::: DATASET ENTRIES

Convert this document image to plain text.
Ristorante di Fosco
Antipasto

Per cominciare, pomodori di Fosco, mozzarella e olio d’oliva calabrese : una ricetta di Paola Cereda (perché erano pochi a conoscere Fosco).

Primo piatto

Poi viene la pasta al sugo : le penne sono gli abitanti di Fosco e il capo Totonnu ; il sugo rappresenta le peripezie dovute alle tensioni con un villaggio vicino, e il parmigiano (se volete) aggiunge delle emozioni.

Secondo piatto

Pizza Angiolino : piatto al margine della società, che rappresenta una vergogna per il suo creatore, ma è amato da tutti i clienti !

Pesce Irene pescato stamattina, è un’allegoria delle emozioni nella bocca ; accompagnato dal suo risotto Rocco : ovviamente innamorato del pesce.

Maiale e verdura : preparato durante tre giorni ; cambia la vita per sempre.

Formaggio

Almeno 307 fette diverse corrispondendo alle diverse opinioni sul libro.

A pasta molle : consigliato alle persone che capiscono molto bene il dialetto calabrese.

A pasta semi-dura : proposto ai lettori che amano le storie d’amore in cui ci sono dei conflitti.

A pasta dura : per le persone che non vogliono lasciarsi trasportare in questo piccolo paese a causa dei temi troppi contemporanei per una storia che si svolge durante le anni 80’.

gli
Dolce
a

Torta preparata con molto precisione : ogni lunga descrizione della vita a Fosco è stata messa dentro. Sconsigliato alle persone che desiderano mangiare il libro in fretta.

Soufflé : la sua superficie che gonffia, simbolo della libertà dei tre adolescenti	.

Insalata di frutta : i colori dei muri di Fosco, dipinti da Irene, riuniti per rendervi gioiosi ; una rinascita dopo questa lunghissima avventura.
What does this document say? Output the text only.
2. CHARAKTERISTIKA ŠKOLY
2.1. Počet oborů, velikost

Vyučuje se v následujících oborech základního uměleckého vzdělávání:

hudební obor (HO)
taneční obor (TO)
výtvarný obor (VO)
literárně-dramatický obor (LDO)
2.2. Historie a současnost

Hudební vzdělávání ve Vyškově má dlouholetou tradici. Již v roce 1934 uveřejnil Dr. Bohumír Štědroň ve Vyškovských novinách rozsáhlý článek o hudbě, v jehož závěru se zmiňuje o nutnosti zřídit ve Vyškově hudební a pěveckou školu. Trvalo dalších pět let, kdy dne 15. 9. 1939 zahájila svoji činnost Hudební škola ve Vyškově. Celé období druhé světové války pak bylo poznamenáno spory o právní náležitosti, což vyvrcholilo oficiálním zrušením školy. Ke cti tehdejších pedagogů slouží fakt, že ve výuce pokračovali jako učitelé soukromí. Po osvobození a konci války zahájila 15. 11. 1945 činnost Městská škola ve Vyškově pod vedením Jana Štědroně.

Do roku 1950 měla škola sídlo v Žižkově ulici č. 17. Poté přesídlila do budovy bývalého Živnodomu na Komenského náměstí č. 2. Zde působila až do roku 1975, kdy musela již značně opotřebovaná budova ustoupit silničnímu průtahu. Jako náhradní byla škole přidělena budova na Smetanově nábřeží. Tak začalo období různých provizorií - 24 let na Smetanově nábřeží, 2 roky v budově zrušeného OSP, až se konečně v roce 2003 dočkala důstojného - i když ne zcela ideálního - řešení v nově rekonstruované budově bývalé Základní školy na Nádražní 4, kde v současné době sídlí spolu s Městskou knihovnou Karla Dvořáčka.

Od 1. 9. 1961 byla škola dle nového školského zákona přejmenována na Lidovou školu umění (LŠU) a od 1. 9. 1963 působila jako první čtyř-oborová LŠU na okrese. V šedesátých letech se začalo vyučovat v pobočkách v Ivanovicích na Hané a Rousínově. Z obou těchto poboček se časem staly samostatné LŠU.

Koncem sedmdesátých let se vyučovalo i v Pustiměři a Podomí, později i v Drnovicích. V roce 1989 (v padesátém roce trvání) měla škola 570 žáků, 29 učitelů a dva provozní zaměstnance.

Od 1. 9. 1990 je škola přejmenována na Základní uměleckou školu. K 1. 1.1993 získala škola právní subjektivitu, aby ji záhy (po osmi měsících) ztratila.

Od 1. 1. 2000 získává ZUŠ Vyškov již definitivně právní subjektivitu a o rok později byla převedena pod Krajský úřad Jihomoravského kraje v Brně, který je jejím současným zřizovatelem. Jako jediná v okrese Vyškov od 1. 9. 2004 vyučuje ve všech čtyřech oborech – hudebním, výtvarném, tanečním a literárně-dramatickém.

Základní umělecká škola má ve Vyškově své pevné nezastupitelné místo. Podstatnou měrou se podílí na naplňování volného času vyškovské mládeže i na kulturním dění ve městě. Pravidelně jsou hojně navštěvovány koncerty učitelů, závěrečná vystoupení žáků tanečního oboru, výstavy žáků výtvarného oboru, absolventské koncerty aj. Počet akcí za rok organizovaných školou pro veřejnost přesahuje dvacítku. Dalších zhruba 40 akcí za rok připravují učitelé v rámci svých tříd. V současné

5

::::::

## [DIRECTIONS]
Each line of the material must be restated exactly.

## [THE RESPONSE]
Convert this document image to plain text.
Ristorante di Fosco
Antipasto

Per cominciare, pomodori di Fosco, mozzarella e olio d’oliva calabrese : una ricetta di Paola Cereda (perché erano pochi a conoscere Fosco).

Primo piatto

Poi viene la pasta al sugo : le penne sono gli abitanti di Fosco e il capo Totonnu ; il sugo rappresenta le peripezie dovute alle tensioni con un villaggio vicino, e il parmigiano (se volete) aggiunge delle emozioni.

Secondo piatto

Pizza Angiolino : piatto al margine della società, che rappresenta una vergogna per il suo creatore, ma è amato da tutti i clienti !

Pesce Irene pescato stamattina, è un’allegoria delle emozioni nella bocca ; accompagnato dal suo risotto Rocco : ovviamente innamorato del pesce.

Maiale e verdura : preparato durante tre giorni ; cambia la vita per sempre.

Formaggio

Almeno 307 fette diverse corrispondendo alle diverse opinioni sul libro.

A pasta molle : consigliato alle persone che capiscono molto bene il dialetto calabrese.

A pasta semi-dura : proposto ai lettori che amano le storie d’amore in cui ci sono dei conflitti.

A pasta dura : per le persone che non vogliono lasciarsi trasportare in questo piccolo paese a causa dei temi troppi contemporanei per una storia che si svolge durante le anni 80’.

gli
Dolce
a

Torta preparata con molto precisione : ogni lunga descrizione della vita a Fosco è stata messa dentro. Sconsigliato alle persone che desiderano mangiare il libro in fretta.

Soufflé : la sua superficie che gonffia, simbolo della libertà dei tre adolescenti	.

Insalata di frutta : i colori dei muri di Fosco, dipinti da Irene, riuniti per rendervi gioiosi ; una rinascita dopo questa lunghissima avventura.
What does this document say? Output the text only.
2. CHARAKTERISTIKA ŠKOLY
2.1. Počet oborů, velikost

Vyučuje se v následujících oborech základního uměleckého vzdělávání:

hudební obor (HO)
taneční obor (TO)
výtvarný obor (VO)
literárně-dramatický obor (LDO)
2.2. Historie a současnost

Hudební vzdělávání ve Vyškově má dlouholetou tradici. Již v roce 1934 uveřejnil Dr. Bohumír Štědroň ve Vyškovských novinách rozsáhlý článek o hudbě, v jehož závěru se zmiňuje o nutnosti zřídit ve Vyškově hudební a pěveckou školu. Trvalo dalších pět let, kdy dne 15. 9. 1939 zahájila svoji činnost Hudební škola ve Vyškově. Celé období druhé světové války pak bylo poznamenáno spory o právní náležitosti, což vyvrcholilo oficiálním zrušením školy. Ke cti tehdejších pedagogů slouží fakt, že ve výuce pokračovali jako učitelé soukromí. Po osvobození a konci války zahájila 15. 11. 1945 činnost Městská škola ve Vyškově pod vedením Jana Štědroně.

Do roku 1950 měla škola sídlo v Žižkově ulici č. 17. Poté přesídlila do budovy bývalého Živnodomu na Komenského náměstí č. 2. Zde působila až do roku 1975, kdy musela již značně opotřebovaná budova ustoupit silničnímu průtahu. Jako náhradní byla škole přidělena budova na Smetanově nábřeží. Tak začalo období různých provizorií - 24 let na Smetanově nábřeží, 2 roky v budově zrušeného OSP, až se konečně v roce 2003 dočkala důstojného - i když ne zcela ideálního - řešení v nově rekonstruované budově bývalé Základní školy na Nádražní 4, kde v současné době sídlí spolu s Městskou knihovnou Karla Dvořáčka.

Od 1. 9. 1961 byla škola dle nového školského zákona přejmenována na Lidovou školu umění (LŠU) a od 1. 9. 1963 působila jako první čtyř-oborová LŠU na okrese. V šedesátých letech se začalo vyučovat v pobočkách v Ivanovicích na Hané a Rousínově. Z obou těchto poboček se časem staly samostatné LŠU.

Koncem sedmdesátých let se vyučovalo i v Pustiměři a Podomí, později i v Drnovicích. V roce 1989 (v padesátém roce trvání) měla škola 570 žáků, 29 učitelů a dva provozní zaměstnance.

Od 1. 9. 1990 je škola přejmenována na Základní uměleckou školu. K 1. 1.1993 získala škola právní subjektivitu, aby ji záhy (po osmi měsících) ztratila.

Od 1. 1. 2000 získává ZUŠ Vyškov již definitivně právní subjektivitu a o rok později byla převedena pod Krajský úřad Jihomoravského kraje v Brně, který je jejím současným zřizovatelem. Jako jediná v okrese Vyškov od 1. 9. 2004 vyučuje ve všech čtyřech oborech – hudebním, výtvarném, tanečním a literárně-dramatickém.

Základní umělecká škola má ve Vyškově své pevné nezastupitelné místo. Podstatnou měrou se podílí na naplňování volného času vyškovské mládeže i na kulturním dění ve městě. Pravidelně jsou hojně navštěvovány koncerty učitelů, závěrečná vystoupení žáků tanečního oboru, výstavy žáků výtvarného oboru, absolventské koncerty aj. Počet akcí za rok organizovaných školou pro veřejnost přesahuje dvacítku. Dalších zhruba 40 akcí za rok připravují učitelé v rámci svých tříd. V současné

5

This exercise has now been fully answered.